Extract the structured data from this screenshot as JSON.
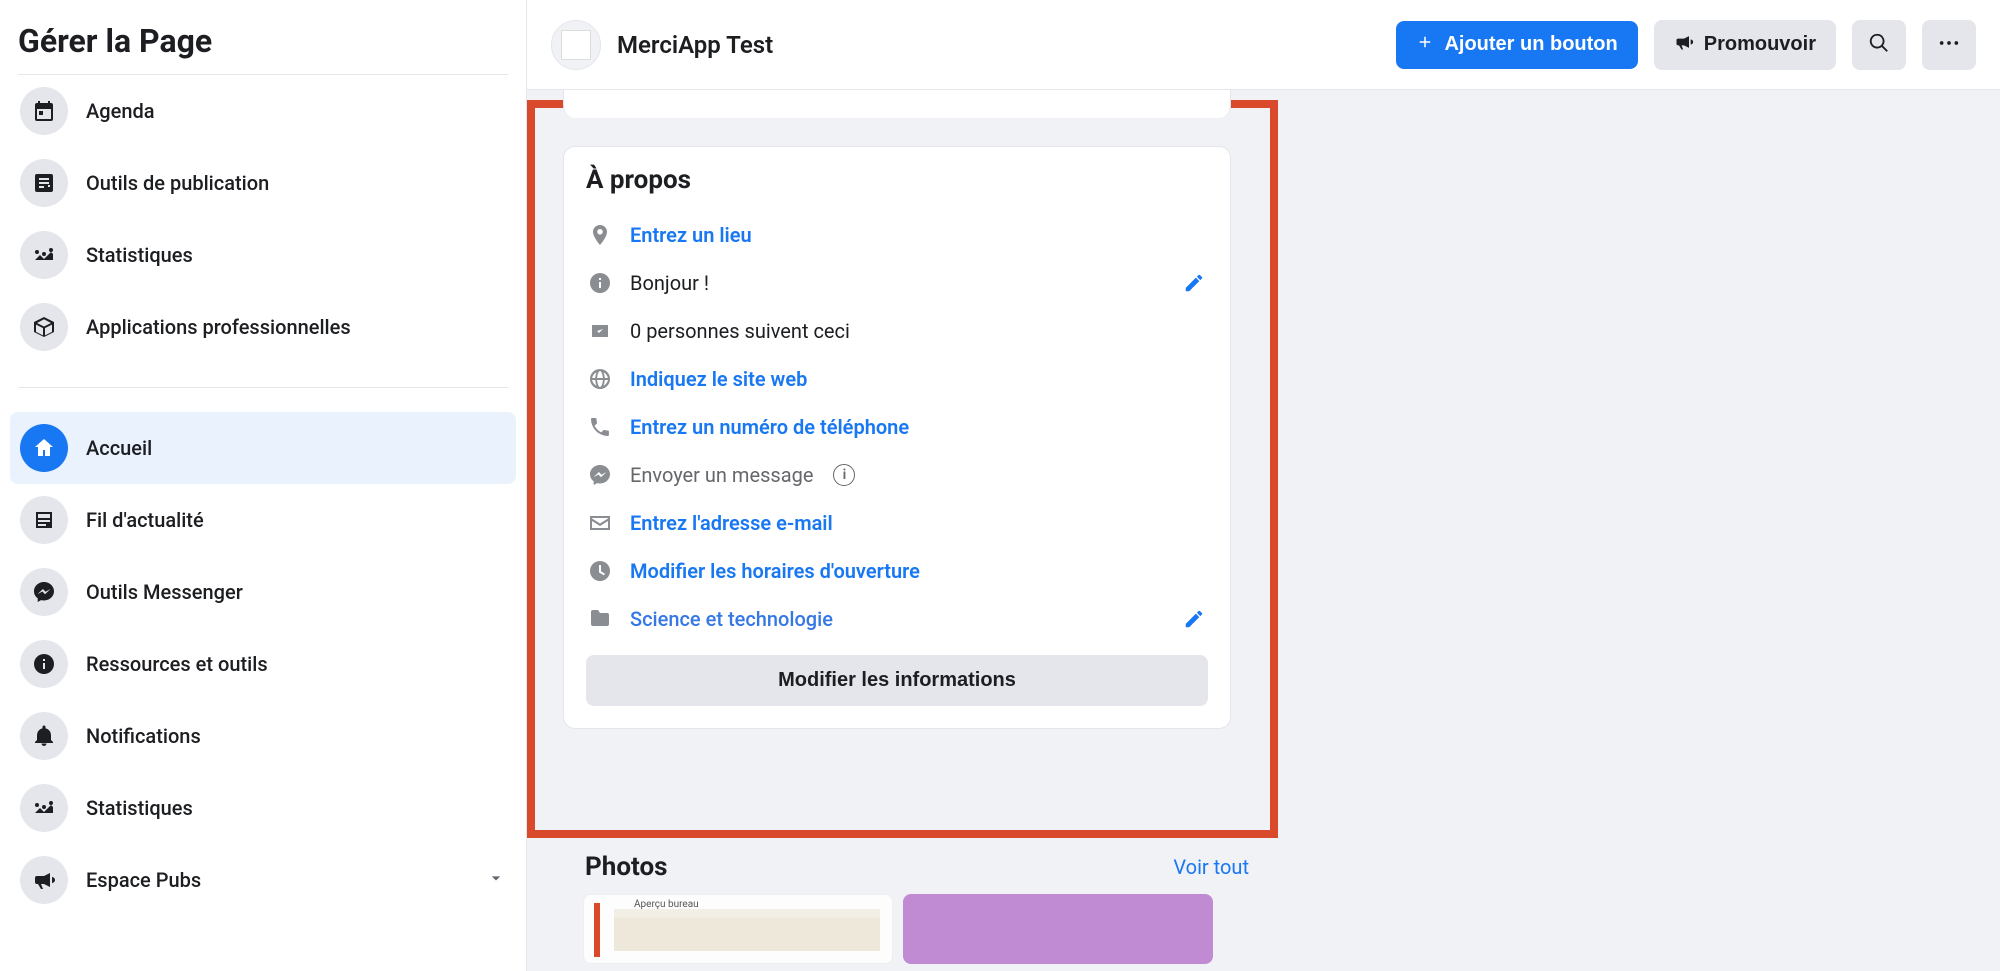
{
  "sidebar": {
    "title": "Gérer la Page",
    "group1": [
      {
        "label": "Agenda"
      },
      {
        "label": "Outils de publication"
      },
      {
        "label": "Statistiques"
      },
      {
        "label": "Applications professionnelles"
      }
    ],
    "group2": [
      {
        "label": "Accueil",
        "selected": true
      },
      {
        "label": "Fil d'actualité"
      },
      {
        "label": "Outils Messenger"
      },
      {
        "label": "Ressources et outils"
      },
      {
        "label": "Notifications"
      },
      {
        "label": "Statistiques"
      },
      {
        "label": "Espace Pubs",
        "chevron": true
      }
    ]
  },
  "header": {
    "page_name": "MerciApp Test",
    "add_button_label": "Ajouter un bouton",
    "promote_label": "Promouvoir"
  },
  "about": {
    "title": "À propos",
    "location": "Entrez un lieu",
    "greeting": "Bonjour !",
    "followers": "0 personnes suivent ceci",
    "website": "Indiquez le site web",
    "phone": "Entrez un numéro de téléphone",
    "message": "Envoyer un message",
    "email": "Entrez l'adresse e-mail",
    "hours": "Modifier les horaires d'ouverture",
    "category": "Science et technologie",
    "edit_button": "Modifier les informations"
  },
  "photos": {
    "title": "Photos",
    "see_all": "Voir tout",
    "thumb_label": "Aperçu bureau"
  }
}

* * *

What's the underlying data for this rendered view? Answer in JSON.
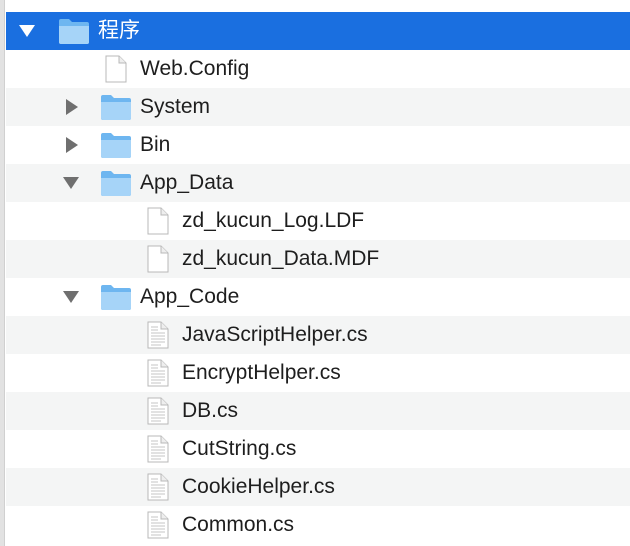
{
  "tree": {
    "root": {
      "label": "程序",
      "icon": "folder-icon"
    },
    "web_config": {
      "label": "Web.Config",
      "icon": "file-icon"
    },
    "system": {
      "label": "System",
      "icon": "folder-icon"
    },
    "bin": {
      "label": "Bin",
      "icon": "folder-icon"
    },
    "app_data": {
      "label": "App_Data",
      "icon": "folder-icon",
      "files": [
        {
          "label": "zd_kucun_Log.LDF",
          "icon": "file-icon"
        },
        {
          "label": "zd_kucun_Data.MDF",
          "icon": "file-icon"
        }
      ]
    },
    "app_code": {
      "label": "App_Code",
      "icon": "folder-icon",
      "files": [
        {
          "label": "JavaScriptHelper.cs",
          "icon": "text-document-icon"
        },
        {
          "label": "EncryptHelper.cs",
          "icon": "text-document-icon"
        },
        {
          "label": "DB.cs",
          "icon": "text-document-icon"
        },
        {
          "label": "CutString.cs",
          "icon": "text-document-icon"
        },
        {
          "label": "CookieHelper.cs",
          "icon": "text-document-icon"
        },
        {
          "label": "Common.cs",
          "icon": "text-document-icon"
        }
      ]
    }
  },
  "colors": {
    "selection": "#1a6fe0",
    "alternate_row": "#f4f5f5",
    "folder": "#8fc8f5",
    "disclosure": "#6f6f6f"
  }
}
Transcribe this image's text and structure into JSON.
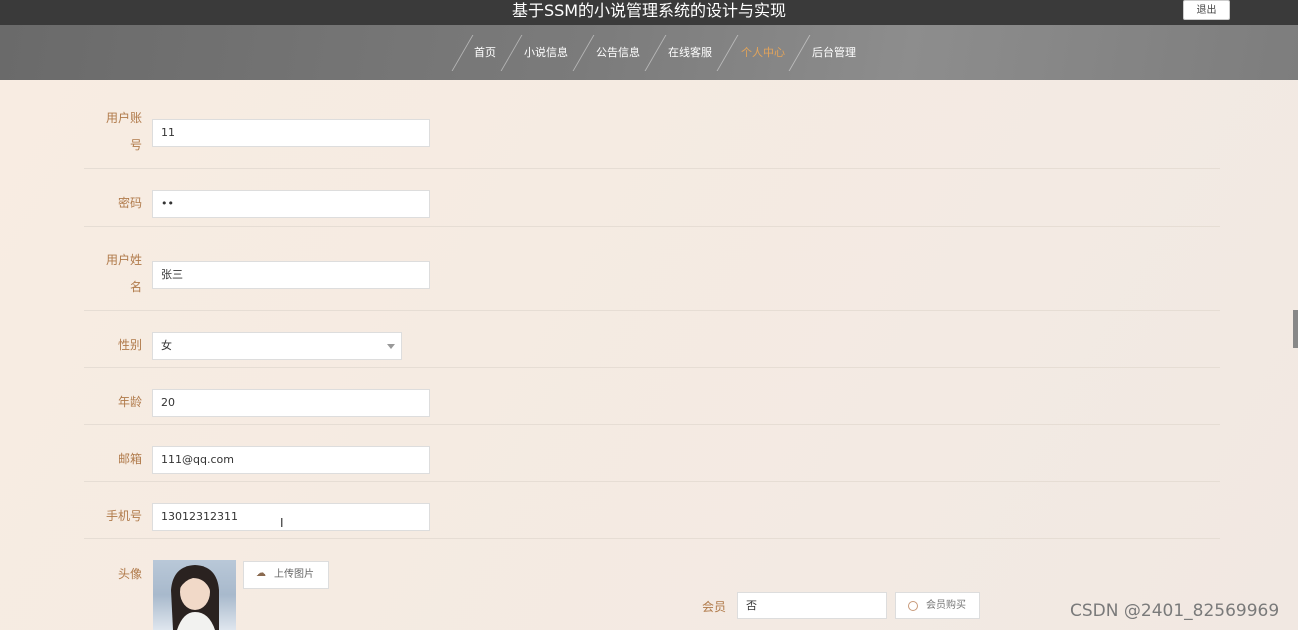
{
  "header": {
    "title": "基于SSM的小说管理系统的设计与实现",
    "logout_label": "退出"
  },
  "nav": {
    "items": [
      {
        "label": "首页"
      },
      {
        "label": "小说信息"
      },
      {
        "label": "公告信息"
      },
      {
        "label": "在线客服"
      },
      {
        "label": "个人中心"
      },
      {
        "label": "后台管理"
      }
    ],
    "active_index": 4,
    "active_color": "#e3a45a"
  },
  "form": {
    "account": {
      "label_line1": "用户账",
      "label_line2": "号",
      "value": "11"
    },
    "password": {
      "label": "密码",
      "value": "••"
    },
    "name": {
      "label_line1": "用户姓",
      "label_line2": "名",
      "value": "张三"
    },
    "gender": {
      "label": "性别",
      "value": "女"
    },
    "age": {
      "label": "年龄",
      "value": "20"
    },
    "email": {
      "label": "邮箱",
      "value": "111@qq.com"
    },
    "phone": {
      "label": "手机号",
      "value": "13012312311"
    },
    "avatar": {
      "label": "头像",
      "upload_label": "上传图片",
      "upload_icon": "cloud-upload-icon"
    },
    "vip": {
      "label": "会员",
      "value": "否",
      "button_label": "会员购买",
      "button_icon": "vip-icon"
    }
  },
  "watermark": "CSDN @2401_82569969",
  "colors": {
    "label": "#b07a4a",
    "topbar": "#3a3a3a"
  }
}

--

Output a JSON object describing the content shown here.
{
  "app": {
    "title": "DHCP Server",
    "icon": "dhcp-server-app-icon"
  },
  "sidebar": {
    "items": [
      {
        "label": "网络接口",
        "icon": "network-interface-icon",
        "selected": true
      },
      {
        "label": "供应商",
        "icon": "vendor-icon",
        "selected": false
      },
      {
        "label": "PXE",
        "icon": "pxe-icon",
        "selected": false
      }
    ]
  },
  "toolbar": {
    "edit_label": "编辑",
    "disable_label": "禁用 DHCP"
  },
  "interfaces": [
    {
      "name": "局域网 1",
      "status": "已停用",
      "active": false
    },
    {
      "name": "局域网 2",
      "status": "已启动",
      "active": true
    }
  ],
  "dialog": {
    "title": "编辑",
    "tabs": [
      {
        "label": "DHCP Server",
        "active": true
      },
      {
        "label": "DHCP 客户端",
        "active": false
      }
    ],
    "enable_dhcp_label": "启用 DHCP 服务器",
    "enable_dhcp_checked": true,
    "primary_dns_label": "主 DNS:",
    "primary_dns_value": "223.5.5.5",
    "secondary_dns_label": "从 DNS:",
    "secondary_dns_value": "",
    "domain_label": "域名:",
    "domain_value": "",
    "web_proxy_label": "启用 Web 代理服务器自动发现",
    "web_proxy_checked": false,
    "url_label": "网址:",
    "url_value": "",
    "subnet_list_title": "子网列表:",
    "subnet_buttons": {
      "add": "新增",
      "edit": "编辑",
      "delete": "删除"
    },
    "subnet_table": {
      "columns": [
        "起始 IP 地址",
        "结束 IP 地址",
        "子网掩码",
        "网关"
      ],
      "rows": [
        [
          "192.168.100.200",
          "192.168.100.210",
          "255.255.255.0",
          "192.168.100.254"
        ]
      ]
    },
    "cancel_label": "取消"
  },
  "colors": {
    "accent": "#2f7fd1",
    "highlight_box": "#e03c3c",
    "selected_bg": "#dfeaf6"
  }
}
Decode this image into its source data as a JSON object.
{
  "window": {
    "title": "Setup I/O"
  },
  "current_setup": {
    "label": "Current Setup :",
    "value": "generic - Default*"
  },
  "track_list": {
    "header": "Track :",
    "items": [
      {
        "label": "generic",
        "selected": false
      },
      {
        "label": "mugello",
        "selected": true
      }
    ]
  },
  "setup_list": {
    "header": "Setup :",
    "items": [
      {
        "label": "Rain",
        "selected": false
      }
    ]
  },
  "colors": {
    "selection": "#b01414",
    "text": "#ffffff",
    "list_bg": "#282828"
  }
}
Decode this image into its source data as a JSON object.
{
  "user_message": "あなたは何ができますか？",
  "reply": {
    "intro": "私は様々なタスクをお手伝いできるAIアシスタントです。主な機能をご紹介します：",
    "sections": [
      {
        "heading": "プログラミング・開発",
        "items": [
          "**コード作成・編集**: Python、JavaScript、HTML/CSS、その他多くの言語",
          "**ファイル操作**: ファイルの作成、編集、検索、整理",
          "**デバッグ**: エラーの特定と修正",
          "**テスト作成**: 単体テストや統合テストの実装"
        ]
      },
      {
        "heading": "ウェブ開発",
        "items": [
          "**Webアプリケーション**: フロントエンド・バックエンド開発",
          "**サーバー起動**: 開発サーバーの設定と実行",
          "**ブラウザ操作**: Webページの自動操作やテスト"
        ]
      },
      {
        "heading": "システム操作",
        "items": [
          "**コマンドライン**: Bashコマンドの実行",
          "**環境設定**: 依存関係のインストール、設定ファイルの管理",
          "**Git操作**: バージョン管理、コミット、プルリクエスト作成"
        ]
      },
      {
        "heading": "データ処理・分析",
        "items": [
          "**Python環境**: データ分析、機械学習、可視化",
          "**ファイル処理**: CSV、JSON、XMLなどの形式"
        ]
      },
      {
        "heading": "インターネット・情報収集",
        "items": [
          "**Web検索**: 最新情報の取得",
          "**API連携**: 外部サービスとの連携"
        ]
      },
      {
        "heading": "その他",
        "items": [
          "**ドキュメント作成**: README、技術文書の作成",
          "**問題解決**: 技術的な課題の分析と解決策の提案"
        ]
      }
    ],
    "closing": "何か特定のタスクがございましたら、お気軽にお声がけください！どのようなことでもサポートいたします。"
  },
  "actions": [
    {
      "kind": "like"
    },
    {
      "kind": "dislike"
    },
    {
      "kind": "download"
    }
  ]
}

◆ **Problem to work on**
Check each line of the data above for the string "header" and report only how many lines have it.

◆ **Answer for this exercise**
4